__GOAL__. Each entry below should be returned exactly as is, with the pictures removed.

::::::::

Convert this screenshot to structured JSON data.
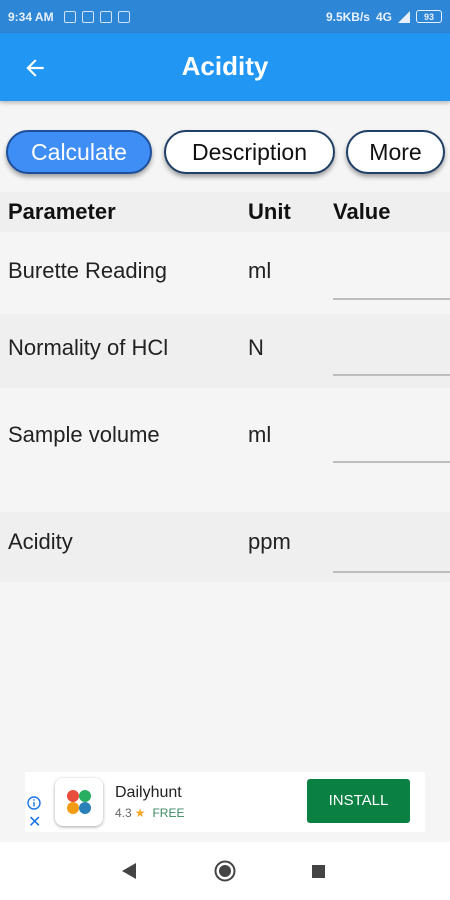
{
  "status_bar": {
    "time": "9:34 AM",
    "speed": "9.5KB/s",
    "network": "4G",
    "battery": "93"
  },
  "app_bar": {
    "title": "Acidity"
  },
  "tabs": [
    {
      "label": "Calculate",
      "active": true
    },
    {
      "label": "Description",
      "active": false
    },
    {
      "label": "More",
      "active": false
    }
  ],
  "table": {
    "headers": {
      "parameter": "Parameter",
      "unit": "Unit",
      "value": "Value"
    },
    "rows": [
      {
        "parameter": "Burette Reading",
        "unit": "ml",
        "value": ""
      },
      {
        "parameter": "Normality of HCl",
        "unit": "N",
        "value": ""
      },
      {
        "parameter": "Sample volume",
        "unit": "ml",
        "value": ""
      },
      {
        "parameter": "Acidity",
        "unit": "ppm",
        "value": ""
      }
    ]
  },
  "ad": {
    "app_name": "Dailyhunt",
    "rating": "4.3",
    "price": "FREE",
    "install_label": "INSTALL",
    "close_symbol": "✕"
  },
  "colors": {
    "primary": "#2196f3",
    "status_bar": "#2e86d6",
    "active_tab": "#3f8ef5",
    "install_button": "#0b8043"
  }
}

::::::::

__COMPLETE RESPONSE__.
Convert this screenshot to structured JSON data.
{
  "status_bar": {
    "time": "9:34 AM",
    "speed": "9.5KB/s",
    "network": "4G",
    "battery": "93"
  },
  "app_bar": {
    "title": "Acidity"
  },
  "tabs": [
    {
      "label": "Calculate",
      "active": true
    },
    {
      "label": "Description",
      "active": false
    },
    {
      "label": "More",
      "active": false
    }
  ],
  "table": {
    "headers": {
      "parameter": "Parameter",
      "unit": "Unit",
      "value": "Value"
    },
    "rows": [
      {
        "parameter": "Burette Reading",
        "unit": "ml",
        "value": ""
      },
      {
        "parameter": "Normality of HCl",
        "unit": "N",
        "value": ""
      },
      {
        "parameter": "Sample volume",
        "unit": "ml",
        "value": ""
      },
      {
        "parameter": "Acidity",
        "unit": "ppm",
        "value": ""
      }
    ]
  },
  "ad": {
    "app_name": "Dailyhunt",
    "rating": "4.3",
    "price": "FREE",
    "install_label": "INSTALL",
    "close_symbol": "✕"
  },
  "colors": {
    "primary": "#2196f3",
    "status_bar": "#2e86d6",
    "active_tab": "#3f8ef5",
    "install_button": "#0b8043"
  }
}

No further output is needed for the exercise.